Task objective: In the records below, find the line containing "Type out the text in this image." and repeat it and every line after it exactly, without pictures.

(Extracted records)
+++
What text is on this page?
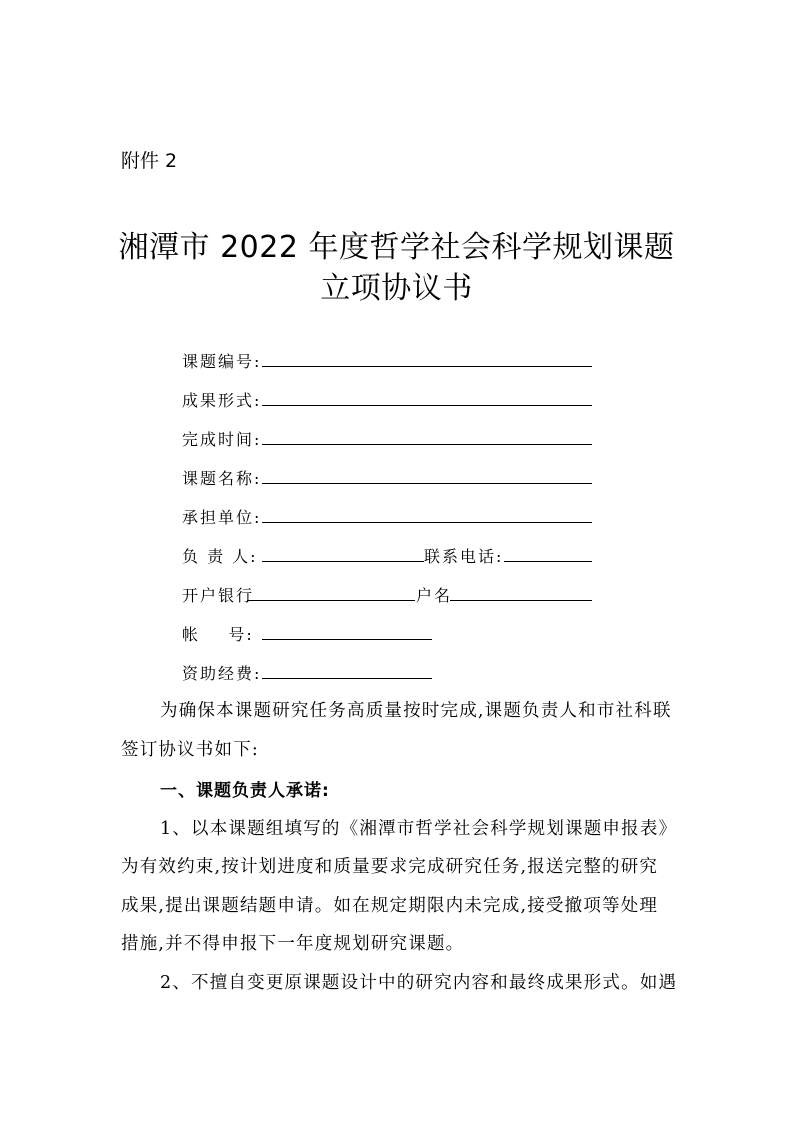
附件 2
湘潭市 2022 年度哲学社会科学规划课题
立项协议书
课题编号:
成果形式:
完成时间:
课题名称:
承担单位:
负 责 人:	联系电话:
开户银行	户名
帐    号:
资助经费:
为确保本课题研究任务高质量按时完成,课题负责人和市社科联
签订协议书如下:
一、课题负责人承诺:
1、以本课题组填写的《湘潭市哲学社会科学规划课题申报表》
为有效约束,按计划进度和质量要求完成研究任务,报送完整的研究
成果,提出课题结题申请。如在规定期限内未完成,接受撤项等处理
措施,并不得申报下一年度规划研究课题。
2、不擅自变更原课题设计中的研究内容和最终成果形式。如遇
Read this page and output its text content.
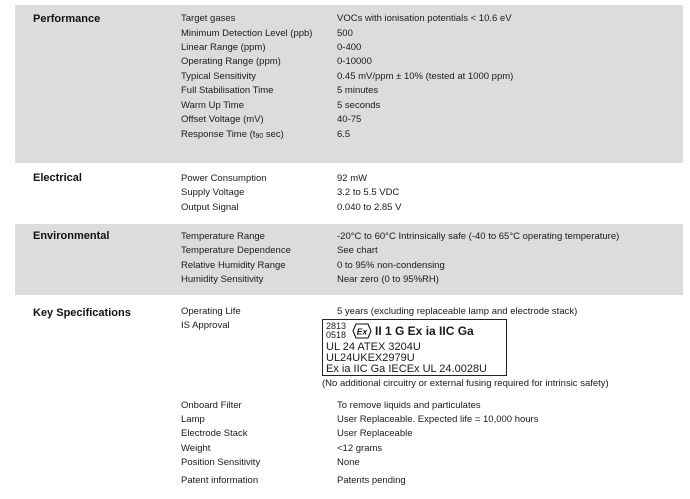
Performance	Target gases	VOCs with ionisation potentials < 10.6 eV
Minimum Detection Level (ppb)	500
Linear Range (ppm)	0-400
Operating Range (ppm)	0-10000
Typical Sensitivity	0.45 mV/ppm ± 10% (tested at 1000 ppm)
Full Stabilisation Time	5 minutes
Warm Up Time	5 seconds
Offset Voltage (mV)	40-75
Response Time ($t_{90}$ sec)	6.5
Electrical	Power Consumption	92 mW
Supply Voltage	3.2 to 5.5 VDC
Output Signal	0.040 to 2.85 V
Environmental	Temperature Range	-20°C to 60°C Intrinsically safe (-40 to 65°C operating temperature)
Temperature Dependence	See chart
Relative Humidity Range	0 to 95% non-condensing
Humidity Sensitivity	Near zero (0 to 95%RH)
Key Specifications	Operating Life	5 years (excluding replaceable lamp and electrode stack)
IS Approval	2813
0518 Ex II 1 G Ex ia IIC Ga
UL 24 ATEX 3204U
UL24UKEX2979U
Ex ia IIC Ga IECEx UL 24.0028U
(No additional circuitry or external fusing required for intrinsic safety)
Onboard Filter	To remove liquids and particulates
Lamp	User Replaceable. Expected life = 10,000 hours
Electrode Stack	User Replaceable
Weight	<12 grams
Position Sensitivity	None
Patent information	Patents pending
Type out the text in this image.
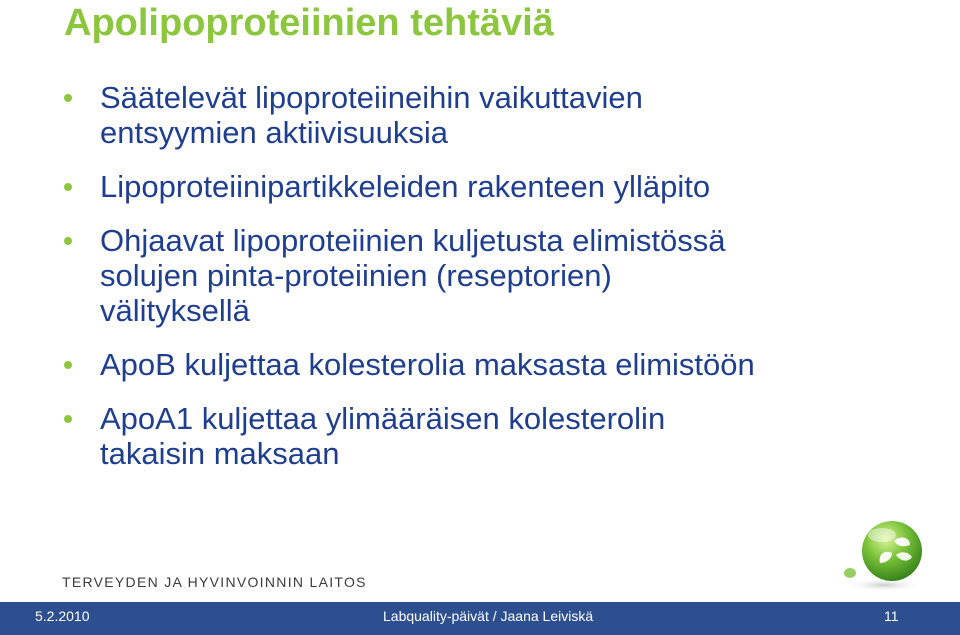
Apolipoproteiinien tehtäviä
Säätelevät lipoproteiineihin vaikuttavien
entsyymien aktiivisuuksia
Lipoproteiinipartikkeleiden rakenteen ylläpito
Ohjaavat lipoproteiinien kuljetusta elimistössä
solujen pinta-proteiinien (reseptorien)
välityksellä
ApoB kuljettaa kolesterolia maksasta elimistöön
ApoA1 kuljettaa ylimääräisen kolesterolin
takaisin maksaan
TERVEYDEN JA HYVINVOINNIN LAITOS
5.2.2010	Labquality-päivät / Jaana Leiviskä	11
+++
Result of this exercise:
Type out the text in this image.
Apolipoproteiinien tehtäviä
Säätelevät lipoproteiineihin vaikuttavien
entsyymien aktiivisuuksia
Lipoproteiinipartikkeleiden rakenteen ylläpito
Ohjaavat lipoproteiinien kuljetusta elimistössä
solujen pinta-proteiinien (reseptorien)
välityksellä
ApoB kuljettaa kolesterolia maksasta elimistöön
ApoA1 kuljettaa ylimääräisen kolesterolin
takaisin maksaan
TERVEYDEN JA HYVINVOINNIN LAITOS
5.2.2010	Labquality-päivät / Jaana Leiviskä	11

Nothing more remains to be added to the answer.